• **Problem**: Of the lines listed below, how many contain the string "miệng"? Answer with the number alone.

--- START Input data ---

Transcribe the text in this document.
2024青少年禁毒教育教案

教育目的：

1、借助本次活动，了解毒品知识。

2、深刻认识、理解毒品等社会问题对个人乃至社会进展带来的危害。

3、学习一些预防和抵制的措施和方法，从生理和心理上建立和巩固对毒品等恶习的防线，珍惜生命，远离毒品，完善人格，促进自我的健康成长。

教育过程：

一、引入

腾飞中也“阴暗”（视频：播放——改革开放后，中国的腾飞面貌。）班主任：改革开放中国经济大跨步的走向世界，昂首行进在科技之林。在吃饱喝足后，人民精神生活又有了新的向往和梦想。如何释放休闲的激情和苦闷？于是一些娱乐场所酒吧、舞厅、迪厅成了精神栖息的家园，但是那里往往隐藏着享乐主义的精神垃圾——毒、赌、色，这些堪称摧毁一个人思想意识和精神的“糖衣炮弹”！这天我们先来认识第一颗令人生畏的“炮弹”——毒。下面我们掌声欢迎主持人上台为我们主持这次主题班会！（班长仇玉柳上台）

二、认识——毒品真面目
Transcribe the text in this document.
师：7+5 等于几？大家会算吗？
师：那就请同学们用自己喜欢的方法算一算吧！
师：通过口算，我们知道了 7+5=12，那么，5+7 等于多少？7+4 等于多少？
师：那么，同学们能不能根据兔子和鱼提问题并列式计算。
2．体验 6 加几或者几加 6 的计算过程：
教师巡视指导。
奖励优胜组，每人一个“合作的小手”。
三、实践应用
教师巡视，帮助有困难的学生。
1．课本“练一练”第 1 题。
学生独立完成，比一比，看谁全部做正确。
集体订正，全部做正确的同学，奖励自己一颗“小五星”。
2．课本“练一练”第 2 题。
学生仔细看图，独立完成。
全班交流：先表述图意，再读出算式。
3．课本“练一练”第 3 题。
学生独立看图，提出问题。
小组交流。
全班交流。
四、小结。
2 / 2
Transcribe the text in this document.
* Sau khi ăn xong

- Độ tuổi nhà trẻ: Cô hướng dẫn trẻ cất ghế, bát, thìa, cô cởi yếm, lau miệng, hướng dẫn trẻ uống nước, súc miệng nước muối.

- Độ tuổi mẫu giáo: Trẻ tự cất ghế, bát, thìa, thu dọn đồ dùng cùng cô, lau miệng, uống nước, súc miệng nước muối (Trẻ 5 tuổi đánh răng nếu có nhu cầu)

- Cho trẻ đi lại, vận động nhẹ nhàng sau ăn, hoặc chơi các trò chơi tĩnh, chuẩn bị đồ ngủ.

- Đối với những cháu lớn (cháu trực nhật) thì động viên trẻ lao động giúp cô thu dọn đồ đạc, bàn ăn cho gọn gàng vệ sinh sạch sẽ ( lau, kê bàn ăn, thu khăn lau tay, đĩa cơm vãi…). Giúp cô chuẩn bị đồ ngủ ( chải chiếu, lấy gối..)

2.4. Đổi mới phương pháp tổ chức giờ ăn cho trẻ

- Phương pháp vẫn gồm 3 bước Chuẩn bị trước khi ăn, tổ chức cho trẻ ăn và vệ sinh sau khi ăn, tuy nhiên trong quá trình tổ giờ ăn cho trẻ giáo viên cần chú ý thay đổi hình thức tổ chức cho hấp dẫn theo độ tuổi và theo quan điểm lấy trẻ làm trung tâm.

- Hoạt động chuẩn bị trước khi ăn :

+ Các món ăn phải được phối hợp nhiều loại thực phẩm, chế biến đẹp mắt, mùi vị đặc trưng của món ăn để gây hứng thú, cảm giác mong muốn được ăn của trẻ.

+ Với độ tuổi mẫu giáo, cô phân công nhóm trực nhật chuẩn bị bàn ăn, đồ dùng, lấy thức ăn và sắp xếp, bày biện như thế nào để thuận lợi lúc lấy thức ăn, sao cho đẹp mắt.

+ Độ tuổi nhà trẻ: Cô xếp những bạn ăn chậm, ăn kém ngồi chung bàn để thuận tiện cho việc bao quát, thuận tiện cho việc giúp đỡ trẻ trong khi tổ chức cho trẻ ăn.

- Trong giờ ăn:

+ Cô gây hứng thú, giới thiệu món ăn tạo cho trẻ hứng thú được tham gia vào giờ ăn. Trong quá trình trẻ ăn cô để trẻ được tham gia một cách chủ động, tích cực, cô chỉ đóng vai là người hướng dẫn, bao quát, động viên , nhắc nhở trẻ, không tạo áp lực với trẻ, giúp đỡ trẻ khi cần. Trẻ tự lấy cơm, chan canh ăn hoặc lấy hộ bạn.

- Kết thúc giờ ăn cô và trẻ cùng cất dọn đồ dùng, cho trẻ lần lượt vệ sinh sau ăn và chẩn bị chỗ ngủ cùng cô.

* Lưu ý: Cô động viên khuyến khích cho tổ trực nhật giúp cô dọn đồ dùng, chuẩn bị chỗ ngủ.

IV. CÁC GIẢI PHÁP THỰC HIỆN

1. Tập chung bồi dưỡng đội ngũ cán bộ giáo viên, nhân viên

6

--- END Input data ---

• **Written solution**: 2